## AIM OF THE TASK
Arrange every line of the entries below as a Markdown table with two columns, Row and Line, numbering the rows in order and omitting blank lines.

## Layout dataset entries
-------------------------

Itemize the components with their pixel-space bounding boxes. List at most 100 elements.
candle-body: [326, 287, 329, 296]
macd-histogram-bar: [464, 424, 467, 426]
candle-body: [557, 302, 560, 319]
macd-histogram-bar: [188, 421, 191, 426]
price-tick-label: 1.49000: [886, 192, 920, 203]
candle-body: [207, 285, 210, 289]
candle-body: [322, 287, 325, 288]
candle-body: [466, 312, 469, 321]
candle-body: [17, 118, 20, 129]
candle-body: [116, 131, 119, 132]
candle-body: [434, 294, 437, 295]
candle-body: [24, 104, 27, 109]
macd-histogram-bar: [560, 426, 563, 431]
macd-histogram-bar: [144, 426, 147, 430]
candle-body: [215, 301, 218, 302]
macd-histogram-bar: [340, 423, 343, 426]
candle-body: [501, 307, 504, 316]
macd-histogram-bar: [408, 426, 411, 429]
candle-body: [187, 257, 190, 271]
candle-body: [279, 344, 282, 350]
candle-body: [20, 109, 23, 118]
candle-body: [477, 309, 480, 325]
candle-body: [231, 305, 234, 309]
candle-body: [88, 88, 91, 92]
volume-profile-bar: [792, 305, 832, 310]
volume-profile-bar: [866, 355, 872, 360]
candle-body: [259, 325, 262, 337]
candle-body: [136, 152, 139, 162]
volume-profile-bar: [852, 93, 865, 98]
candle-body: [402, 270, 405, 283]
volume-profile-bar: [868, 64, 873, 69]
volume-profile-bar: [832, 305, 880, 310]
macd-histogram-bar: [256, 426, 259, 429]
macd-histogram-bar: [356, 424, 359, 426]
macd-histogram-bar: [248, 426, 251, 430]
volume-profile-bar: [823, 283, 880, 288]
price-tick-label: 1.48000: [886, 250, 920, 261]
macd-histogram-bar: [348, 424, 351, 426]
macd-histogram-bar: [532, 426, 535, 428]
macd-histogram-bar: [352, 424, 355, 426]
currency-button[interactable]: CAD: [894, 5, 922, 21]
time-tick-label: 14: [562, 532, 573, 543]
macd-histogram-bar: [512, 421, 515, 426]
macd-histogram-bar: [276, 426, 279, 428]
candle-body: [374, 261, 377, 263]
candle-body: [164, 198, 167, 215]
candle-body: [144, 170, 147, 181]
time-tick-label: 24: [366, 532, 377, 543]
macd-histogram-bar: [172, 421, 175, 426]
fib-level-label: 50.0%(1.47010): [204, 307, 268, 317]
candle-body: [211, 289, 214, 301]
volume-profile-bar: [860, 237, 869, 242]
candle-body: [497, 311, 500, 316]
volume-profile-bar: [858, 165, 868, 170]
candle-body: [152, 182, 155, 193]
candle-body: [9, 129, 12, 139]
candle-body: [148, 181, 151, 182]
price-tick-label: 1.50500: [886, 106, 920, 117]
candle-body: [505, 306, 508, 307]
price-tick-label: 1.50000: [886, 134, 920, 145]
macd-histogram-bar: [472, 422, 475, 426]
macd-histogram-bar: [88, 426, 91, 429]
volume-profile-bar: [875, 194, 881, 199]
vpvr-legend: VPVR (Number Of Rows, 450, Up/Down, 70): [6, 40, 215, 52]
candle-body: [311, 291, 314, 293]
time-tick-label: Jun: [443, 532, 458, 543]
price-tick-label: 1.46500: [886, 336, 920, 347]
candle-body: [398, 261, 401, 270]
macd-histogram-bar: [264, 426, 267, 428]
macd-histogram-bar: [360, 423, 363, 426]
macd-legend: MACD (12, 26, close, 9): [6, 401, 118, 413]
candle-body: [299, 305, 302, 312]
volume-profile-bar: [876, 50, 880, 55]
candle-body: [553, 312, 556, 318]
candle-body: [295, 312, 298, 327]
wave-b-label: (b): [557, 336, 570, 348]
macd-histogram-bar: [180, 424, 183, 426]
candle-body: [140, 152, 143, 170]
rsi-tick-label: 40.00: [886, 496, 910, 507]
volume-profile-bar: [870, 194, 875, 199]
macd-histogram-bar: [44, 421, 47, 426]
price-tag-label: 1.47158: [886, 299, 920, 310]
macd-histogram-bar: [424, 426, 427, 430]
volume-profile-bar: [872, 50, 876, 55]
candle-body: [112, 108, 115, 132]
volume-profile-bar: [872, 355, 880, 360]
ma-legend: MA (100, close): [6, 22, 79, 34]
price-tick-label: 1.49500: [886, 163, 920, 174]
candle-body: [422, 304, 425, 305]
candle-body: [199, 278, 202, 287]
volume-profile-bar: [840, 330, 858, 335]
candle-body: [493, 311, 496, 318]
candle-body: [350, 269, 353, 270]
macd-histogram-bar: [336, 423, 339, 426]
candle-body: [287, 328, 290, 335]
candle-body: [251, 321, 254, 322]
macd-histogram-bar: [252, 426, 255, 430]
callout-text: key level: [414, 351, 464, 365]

-------------------------

## EXERCISE SOLUTION
| Row | Line |
|---|---|
| 1 | Itemize the components with their pixel-space bounding boxes. List at most 100 elements. |
| 2 | candle-body: [326, 287, 329, 296] |
| 3 | macd-histogram-bar: [464, 424, 467, 426] |
| 4 | candle-body: [557, 302, 560, 319] |
| 5 | macd-histogram-bar: [188, 421, 191, 426] |
| 6 | price-tick-label: 1.49000: [886, 192, 920, 203] |
| 7 | candle-body: [207, 285, 210, 289] |
| 8 | candle-body: [322, 287, 325, 288] |
| 9 | candle-body: [466, 312, 469, 321] |
| 10 | candle-body: [17, 118, 20, 129] |
| 11 | candle-body: [116, 131, 119, 132] |
| 12 | candle-body: [434, 294, 437, 295] |
| 13 | candle-body: [24, 104, 27, 109] |
| 14 | macd-histogram-bar: [560, 426, 563, 431] |
| 15 | macd-histogram-bar: [144, 426, 147, 430] |
| 16 | candle-body: [215, 301, 218, 302] |
| 17 | macd-histogram-bar: [340, 423, 343, 426] |
| 18 | candle-body: [501, 307, 504, 316] |
| 19 | macd-histogram-bar: [408, 426, 411, 429] |
| 20 | candle-body: [187, 257, 190, 271] |
| 21 | candle-body: [279, 344, 282, 350] |
| 22 | candle-body: [20, 109, 23, 118] |
| 23 | candle-body: [477, 309, 480, 325] |
| 24 | candle-body: [231, 305, 234, 309] |
| 25 | candle-body: [88, 88, 91, 92] |
| 26 | volume-profile-bar: [792, 305, 832, 310] |
| 27 | volume-profile-bar: [866, 355, 872, 360] |
| 28 | candle-body: [259, 325, 262, 337] |
| 29 | candle-body: [136, 152, 139, 162] |
| 30 | volume-profile-bar: [852, 93, 865, 98] |
| 31 | candle-body: [402, 270, 405, 283] |
| 32 | volume-profile-bar: [868, 64, 873, 69] |
| 33 | volume-profile-bar: [832, 305, 880, 310] |
| 34 | macd-histogram-bar: [256, 426, 259, 429] |
| 35 | macd-histogram-bar: [356, 424, 359, 426] |
| 36 | macd-histogram-bar: [248, 426, 251, 430] |
| 37 | volume-profile-bar: [823, 283, 880, 288] |
| 38 | price-tick-label: 1.48000: [886, 250, 920, 261] |
| 39 | macd-histogram-bar: [348, 424, 351, 426] |
| 40 | macd-histogram-bar: [532, 426, 535, 428] |
| 41 | macd-histogram-bar: [352, 424, 355, 426] |
| 42 | currency-button[interactable]: CAD: [894, 5, 922, 21] |
| 43 | time-tick-label: 14: [562, 532, 573, 543] |
| 44 | macd-histogram-bar: [512, 421, 515, 426] |
| 45 | macd-histogram-bar: [276, 426, 279, 428] |
| 46 | candle-body: [374, 261, 377, 263] |
| 47 | candle-body: [164, 198, 167, 215] |
| 48 | candle-body: [144, 170, 147, 181] |
| 49 | time-tick-label: 24: [366, 532, 377, 543] |
| 50 | macd-histogram-bar: [172, 421, 175, 426] |
| 51 | fib-level-label: 50.0%(1.47010): [204, 307, 268, 317] |
| 52 | candle-body: [211, 289, 214, 301] |
| 53 | volume-profile-bar: [860, 237, 869, 242] |
| 54 | candle-body: [497, 311, 500, 316] |
| 55 | volume-profile-bar: [858, 165, 868, 170] |
| 56 | candle-body: [152, 182, 155, 193] |
| 57 | candle-body: [9, 129, 12, 139] |
| 58 | candle-body: [148, 181, 151, 182] |
| 59 | price-tick-label: 1.50500: [886, 106, 920, 117] |
| 60 | candle-body: [505, 306, 508, 307] |
| 61 | price-tick-label: 1.50000: [886, 134, 920, 145] |
| 62 | macd-histogram-bar: [472, 422, 475, 426] |
| 63 | macd-histogram-bar: [88, 426, 91, 429] |
| 64 | volume-profile-bar: [875, 194, 881, 199] |
| 65 | vpvr-legend: VPVR (Number Of Rows, 450, Up/Down, 70): [6, 40, 215, 52] |
| 66 | candle-body: [311, 291, 314, 293] |
| 67 | time-tick-label: Jun: [443, 532, 458, 543] |
| 68 | price-tick-label: 1.46500: [886, 336, 920, 347] |
| 69 | candle-body: [398, 261, 401, 270] |
| 70 | macd-histogram-bar: [264, 426, 267, 428] |
| 71 | macd-histogram-bar: [360, 423, 363, 426] |
| 72 | macd-legend: MACD (12, 26, close, 9): [6, 401, 118, 413] |
| 73 | candle-body: [299, 305, 302, 312] |
| 74 | volume-profile-bar: [876, 50, 880, 55] |
| 75 | candle-body: [553, 312, 556, 318] |
| 76 | candle-body: [295, 312, 298, 327] |
| 77 | wave-b-label: (b): [557, 336, 570, 348] |
| 78 | macd-histogram-bar: [180, 424, 183, 426] |
| 79 | candle-body: [140, 152, 143, 170] |
| 80 | rsi-tick-label: 40.00: [886, 496, 910, 507] |
| 81 | volume-profile-bar: [870, 194, 875, 199] |
| 82 | macd-histogram-bar: [44, 421, 47, 426] |
| 83 | price-tag-label: 1.47158: [886, 299, 920, 310] |
| 84 | macd-histogram-bar: [424, 426, 427, 430] |
| 85 | volume-profile-bar: [872, 50, 876, 55] |
| 86 | candle-body: [112, 108, 115, 132] |
| 87 | volume-profile-bar: [872, 355, 880, 360] |
| 88 | ma-legend: MA (100, close): [6, 22, 79, 34] |
| 89 | price-tick-label: 1.49500: [886, 163, 920, 174] |
| 90 | candle-body: [422, 304, 425, 305] |
| 91 | candle-body: [199, 278, 202, 287] |
| 92 | volume-profile-bar: [840, 330, 858, 335] |
| 93 | candle-body: [493, 311, 496, 318] |
| 94 | candle-body: [350, 269, 353, 270] |
| 95 | macd-histogram-bar: [336, 423, 339, 426] |
| 96 | candle-body: [287, 328, 290, 335] |
| 97 | candle-body: [251, 321, 254, 322] |
| 98 | macd-histogram-bar: [252, 426, 255, 430] |
| 99 | callout-text: key level: [414, 351, 464, 365] |